**Directive:** Extract all lines from the data beneath that include the word "Vale".

**Material to process:**

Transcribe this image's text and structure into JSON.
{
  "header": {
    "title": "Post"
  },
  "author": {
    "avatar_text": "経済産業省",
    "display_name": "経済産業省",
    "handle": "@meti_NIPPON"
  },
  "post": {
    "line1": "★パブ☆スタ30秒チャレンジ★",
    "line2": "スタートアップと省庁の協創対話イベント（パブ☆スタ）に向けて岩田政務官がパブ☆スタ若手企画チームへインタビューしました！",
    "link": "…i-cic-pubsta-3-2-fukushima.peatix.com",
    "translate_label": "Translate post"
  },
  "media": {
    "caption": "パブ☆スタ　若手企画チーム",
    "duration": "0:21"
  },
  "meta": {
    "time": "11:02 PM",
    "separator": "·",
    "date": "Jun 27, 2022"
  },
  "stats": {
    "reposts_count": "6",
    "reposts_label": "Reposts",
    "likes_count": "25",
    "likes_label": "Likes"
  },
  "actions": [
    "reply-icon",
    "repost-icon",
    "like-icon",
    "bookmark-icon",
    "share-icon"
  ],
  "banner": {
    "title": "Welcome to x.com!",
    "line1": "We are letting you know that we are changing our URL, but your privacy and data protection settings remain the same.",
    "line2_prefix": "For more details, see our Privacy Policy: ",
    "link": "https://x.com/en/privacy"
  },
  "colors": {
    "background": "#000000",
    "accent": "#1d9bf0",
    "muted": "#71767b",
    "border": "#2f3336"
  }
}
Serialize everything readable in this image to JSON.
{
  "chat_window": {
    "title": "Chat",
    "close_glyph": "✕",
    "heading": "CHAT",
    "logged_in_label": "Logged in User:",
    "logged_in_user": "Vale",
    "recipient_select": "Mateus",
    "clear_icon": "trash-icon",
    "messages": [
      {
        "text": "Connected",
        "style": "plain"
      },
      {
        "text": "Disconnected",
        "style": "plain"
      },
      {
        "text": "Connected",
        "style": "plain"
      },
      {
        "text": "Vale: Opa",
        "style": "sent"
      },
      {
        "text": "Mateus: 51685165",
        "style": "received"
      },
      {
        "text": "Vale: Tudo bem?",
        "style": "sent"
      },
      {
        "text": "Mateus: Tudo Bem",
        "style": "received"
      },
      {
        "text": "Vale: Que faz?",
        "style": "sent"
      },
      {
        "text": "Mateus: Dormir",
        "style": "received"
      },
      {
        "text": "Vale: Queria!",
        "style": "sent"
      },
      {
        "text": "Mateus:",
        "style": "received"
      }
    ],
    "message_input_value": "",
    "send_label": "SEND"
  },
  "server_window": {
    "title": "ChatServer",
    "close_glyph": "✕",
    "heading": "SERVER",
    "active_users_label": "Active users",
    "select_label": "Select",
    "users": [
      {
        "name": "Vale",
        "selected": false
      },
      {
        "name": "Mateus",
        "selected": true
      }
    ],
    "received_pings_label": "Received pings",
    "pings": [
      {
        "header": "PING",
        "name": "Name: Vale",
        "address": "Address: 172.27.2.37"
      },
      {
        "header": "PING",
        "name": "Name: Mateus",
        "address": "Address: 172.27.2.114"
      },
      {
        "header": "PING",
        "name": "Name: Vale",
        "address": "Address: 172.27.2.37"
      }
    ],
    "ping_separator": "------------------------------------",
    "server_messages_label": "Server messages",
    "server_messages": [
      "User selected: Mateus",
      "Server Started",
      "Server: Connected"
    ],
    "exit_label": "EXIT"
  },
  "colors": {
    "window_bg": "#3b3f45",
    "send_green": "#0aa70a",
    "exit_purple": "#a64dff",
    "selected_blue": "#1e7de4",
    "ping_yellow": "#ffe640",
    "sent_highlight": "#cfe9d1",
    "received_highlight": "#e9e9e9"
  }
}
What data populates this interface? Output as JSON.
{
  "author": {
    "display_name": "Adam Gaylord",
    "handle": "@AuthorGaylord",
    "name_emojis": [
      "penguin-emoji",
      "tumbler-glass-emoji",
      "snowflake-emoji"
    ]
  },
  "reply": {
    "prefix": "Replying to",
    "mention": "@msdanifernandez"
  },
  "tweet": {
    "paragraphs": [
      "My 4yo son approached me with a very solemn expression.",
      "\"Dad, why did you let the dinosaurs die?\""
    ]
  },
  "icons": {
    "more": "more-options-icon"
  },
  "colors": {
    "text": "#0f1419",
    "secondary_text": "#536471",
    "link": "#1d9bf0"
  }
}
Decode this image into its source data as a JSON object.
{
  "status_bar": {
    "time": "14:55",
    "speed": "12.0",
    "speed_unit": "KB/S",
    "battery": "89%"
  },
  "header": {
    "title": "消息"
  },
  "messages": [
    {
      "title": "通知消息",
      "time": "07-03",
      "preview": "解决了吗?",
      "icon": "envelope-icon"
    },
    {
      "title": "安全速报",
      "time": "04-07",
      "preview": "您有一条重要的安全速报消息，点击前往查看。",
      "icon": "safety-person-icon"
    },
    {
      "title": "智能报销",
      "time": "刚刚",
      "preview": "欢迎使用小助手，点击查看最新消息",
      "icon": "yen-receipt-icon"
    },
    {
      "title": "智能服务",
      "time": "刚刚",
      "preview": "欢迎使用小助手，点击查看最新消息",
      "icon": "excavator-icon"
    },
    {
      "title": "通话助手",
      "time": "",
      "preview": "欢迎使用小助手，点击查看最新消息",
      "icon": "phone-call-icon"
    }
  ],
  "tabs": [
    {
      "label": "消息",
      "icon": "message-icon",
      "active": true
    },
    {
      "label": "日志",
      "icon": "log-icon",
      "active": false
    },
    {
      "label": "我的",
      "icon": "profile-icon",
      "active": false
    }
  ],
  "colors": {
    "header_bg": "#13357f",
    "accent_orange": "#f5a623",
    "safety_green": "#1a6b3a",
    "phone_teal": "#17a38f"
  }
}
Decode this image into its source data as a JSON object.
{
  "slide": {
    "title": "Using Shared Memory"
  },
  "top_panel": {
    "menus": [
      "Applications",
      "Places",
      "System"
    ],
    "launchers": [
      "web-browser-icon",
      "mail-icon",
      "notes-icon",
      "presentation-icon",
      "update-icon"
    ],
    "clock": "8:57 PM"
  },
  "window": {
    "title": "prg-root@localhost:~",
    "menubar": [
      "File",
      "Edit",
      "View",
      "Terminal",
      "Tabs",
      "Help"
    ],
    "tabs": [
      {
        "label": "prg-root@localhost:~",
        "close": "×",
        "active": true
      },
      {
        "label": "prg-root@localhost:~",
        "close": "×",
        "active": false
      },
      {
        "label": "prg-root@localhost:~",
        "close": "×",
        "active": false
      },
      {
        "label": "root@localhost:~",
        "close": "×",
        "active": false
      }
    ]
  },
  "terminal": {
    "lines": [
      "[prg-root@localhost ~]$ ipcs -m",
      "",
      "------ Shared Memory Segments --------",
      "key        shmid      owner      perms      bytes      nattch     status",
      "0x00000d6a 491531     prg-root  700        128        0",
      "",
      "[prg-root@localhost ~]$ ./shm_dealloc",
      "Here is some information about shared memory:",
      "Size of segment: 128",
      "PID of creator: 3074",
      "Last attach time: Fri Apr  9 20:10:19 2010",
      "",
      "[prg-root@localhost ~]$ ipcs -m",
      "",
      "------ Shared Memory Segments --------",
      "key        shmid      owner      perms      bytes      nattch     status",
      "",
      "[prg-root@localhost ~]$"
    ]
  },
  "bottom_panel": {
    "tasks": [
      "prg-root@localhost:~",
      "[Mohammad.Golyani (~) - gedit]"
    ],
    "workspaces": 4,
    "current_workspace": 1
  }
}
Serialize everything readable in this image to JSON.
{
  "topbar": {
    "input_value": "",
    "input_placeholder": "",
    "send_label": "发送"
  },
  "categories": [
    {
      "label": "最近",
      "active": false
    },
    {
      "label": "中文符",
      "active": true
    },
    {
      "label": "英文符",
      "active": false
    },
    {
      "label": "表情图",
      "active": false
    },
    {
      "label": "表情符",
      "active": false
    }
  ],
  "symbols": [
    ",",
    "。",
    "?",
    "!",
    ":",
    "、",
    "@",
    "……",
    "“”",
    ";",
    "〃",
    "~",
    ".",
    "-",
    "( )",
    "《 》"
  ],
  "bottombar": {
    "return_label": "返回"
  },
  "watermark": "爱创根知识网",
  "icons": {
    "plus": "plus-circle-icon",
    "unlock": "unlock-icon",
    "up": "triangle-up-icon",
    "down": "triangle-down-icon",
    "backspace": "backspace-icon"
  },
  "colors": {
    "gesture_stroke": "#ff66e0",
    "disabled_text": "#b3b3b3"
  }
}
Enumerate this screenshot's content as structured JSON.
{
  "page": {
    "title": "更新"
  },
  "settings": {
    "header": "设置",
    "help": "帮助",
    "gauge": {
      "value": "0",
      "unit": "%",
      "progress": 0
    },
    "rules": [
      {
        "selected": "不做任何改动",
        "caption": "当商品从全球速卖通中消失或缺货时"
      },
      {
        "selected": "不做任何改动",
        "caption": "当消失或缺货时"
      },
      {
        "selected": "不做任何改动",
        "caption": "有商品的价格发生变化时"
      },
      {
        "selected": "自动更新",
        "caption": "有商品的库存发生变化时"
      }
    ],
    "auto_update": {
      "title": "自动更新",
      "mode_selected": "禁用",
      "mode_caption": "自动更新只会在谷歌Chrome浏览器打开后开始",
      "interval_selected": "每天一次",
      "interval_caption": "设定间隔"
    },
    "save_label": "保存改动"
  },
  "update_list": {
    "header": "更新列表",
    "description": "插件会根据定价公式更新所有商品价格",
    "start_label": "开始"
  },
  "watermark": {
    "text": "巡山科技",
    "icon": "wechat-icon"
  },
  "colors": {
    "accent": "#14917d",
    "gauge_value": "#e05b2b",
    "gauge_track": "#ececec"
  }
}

**Result below:**
    "logged_in_user": "Vale",
        "text": "Vale: Opa",
        "text": "Vale: Tudo bem?",
        "text": "Vale: Que faz?",
        "text": "Vale: Queria!",
        "name": "Vale",
        "name": "Name: Vale",
        "name": "Name: Vale",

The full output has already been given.